#### [Given information]
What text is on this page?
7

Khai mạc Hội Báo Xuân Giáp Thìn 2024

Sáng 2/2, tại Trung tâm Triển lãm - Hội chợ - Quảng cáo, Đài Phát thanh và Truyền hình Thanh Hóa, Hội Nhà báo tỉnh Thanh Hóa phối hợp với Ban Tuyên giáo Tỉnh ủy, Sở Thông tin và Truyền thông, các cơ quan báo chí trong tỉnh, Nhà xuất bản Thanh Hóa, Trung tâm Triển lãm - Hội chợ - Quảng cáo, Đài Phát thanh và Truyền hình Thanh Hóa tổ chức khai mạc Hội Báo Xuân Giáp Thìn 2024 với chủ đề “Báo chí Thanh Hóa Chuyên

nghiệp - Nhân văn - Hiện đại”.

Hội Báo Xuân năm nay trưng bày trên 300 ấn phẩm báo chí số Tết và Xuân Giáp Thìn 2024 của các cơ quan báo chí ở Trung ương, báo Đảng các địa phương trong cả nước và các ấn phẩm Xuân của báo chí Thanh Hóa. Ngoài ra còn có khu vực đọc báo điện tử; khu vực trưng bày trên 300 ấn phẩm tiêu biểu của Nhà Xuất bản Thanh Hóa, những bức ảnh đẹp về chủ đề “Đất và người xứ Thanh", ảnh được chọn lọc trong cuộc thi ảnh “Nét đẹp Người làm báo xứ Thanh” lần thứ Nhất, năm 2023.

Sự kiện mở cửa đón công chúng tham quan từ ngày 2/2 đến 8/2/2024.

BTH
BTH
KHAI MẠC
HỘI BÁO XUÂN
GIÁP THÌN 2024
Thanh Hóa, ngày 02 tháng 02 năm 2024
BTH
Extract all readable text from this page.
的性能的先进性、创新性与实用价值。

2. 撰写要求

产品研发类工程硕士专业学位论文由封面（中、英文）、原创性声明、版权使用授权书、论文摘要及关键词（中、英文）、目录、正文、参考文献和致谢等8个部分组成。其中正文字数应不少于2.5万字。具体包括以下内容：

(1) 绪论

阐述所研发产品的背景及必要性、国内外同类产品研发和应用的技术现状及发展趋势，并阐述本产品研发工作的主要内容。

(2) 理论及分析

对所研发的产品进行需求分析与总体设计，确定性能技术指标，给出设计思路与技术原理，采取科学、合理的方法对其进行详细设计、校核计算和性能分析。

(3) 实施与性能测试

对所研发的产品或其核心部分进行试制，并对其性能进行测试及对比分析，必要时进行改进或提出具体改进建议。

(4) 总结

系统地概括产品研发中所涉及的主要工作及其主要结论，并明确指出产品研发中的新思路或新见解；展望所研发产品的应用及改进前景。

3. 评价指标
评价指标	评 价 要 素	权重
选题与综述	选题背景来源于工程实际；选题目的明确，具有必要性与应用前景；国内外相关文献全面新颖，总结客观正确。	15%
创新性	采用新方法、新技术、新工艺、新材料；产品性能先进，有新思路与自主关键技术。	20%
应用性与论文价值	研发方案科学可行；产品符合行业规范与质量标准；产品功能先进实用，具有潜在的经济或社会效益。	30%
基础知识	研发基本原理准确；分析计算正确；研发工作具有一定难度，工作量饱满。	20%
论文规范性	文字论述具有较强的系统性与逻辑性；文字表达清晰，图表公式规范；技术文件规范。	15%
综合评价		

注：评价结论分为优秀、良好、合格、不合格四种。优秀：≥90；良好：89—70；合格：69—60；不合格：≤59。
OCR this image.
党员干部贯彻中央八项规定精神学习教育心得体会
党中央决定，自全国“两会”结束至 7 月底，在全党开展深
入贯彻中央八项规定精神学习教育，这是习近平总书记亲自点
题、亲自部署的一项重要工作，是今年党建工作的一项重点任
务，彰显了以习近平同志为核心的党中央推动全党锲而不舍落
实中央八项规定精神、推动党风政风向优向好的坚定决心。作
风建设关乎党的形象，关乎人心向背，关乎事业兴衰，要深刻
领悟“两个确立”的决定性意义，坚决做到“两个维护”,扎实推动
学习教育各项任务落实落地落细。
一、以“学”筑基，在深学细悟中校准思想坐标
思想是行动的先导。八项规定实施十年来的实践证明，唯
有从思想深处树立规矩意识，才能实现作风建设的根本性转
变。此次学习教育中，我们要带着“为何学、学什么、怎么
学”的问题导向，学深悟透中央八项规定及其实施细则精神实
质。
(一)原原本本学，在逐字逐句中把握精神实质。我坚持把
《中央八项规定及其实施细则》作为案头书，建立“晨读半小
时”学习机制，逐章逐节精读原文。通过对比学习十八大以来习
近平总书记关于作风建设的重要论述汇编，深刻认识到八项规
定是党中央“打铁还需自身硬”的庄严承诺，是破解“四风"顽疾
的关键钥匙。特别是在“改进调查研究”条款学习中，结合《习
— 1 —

#### [What you should do]
From the preceding material, extract every line exactly.

#### [Task response]
What text is on this page?
7

Khai mạc Hội Báo Xuân Giáp Thìn 2024

Sáng 2/2, tại Trung tâm Triển lãm - Hội chợ - Quảng cáo, Đài Phát thanh và Truyền hình Thanh Hóa, Hội Nhà báo tỉnh Thanh Hóa phối hợp với Ban Tuyên giáo Tỉnh ủy, Sở Thông tin và Truyền thông, các cơ quan báo chí trong tỉnh, Nhà xuất bản Thanh Hóa, Trung tâm Triển lãm - Hội chợ - Quảng cáo, Đài Phát thanh và Truyền hình Thanh Hóa tổ chức khai mạc Hội Báo Xuân Giáp Thìn 2024 với chủ đề “Báo chí Thanh Hóa Chuyên

nghiệp - Nhân văn - Hiện đại”.

Hội Báo Xuân năm nay trưng bày trên 300 ấn phẩm báo chí số Tết và Xuân Giáp Thìn 2024 của các cơ quan báo chí ở Trung ương, báo Đảng các địa phương trong cả nước và các ấn phẩm Xuân của báo chí Thanh Hóa. Ngoài ra còn có khu vực đọc báo điện tử; khu vực trưng bày trên 300 ấn phẩm tiêu biểu của Nhà Xuất bản Thanh Hóa, những bức ảnh đẹp về chủ đề “Đất và người xứ Thanh", ảnh được chọn lọc trong cuộc thi ảnh “Nét đẹp Người làm báo xứ Thanh” lần thứ Nhất, năm 2023.

Sự kiện mở cửa đón công chúng tham quan từ ngày 2/2 đến 8/2/2024.

BTH
BTH
KHAI MẠC
HỘI BÁO XUÂN
GIÁP THÌN 2024
Thanh Hóa, ngày 02 tháng 02 năm 2024
BTH
Extract all readable text from this page.
的性能的先进性、创新性与实用价值。

2. 撰写要求

产品研发类工程硕士专业学位论文由封面（中、英文）、原创性声明、版权使用授权书、论文摘要及关键词（中、英文）、目录、正文、参考文献和致谢等8个部分组成。其中正文字数应不少于2.5万字。具体包括以下内容：

(1) 绪论

阐述所研发产品的背景及必要性、国内外同类产品研发和应用的技术现状及发展趋势，并阐述本产品研发工作的主要内容。

(2) 理论及分析

对所研发的产品进行需求分析与总体设计，确定性能技术指标，给出设计思路与技术原理，采取科学、合理的方法对其进行详细设计、校核计算和性能分析。

(3) 实施与性能测试

对所研发的产品或其核心部分进行试制，并对其性能进行测试及对比分析，必要时进行改进或提出具体改进建议。

(4) 总结

系统地概括产品研发中所涉及的主要工作及其主要结论，并明确指出产品研发中的新思路或新见解；展望所研发产品的应用及改进前景。

3. 评价指标
评价指标	评 价 要 素	权重
选题与综述	选题背景来源于工程实际；选题目的明确，具有必要性与应用前景；国内外相关文献全面新颖，总结客观正确。	15%
创新性	采用新方法、新技术、新工艺、新材料；产品性能先进，有新思路与自主关键技术。	20%
应用性与论文价值	研发方案科学可行；产品符合行业规范与质量标准；产品功能先进实用，具有潜在的经济或社会效益。	30%
基础知识	研发基本原理准确；分析计算正确；研发工作具有一定难度，工作量饱满。	20%
论文规范性	文字论述具有较强的系统性与逻辑性；文字表达清晰，图表公式规范；技术文件规范。	15%
综合评价		

注：评价结论分为优秀、良好、合格、不合格四种。优秀：≥90；良好：89—70；合格：69—60；不合格：≤59。
OCR this image.
党员干部贯彻中央八项规定精神学习教育心得体会
党中央决定，自全国“两会”结束至 7 月底，在全党开展深
入贯彻中央八项规定精神学习教育，这是习近平总书记亲自点
题、亲自部署的一项重要工作，是今年党建工作的一项重点任
务，彰显了以习近平同志为核心的党中央推动全党锲而不舍落
实中央八项规定精神、推动党风政风向优向好的坚定决心。作
风建设关乎党的形象，关乎人心向背，关乎事业兴衰，要深刻
领悟“两个确立”的决定性意义，坚决做到“两个维护”,扎实推动
学习教育各项任务落实落地落细。
一、以“学”筑基，在深学细悟中校准思想坐标
思想是行动的先导。八项规定实施十年来的实践证明，唯
有从思想深处树立规矩意识，才能实现作风建设的根本性转
变。此次学习教育中，我们要带着“为何学、学什么、怎么
学”的问题导向，学深悟透中央八项规定及其实施细则精神实
质。
(一)原原本本学，在逐字逐句中把握精神实质。我坚持把
《中央八项规定及其实施细则》作为案头书，建立“晨读半小
时”学习机制，逐章逐节精读原文。通过对比学习十八大以来习
近平总书记关于作风建设的重要论述汇编，深刻认识到八项规
定是党中央“打铁还需自身硬”的庄严承诺，是破解“四风"顽疾
的关键钥匙。特别是在“改进调查研究”条款学习中，结合《习
— 1 —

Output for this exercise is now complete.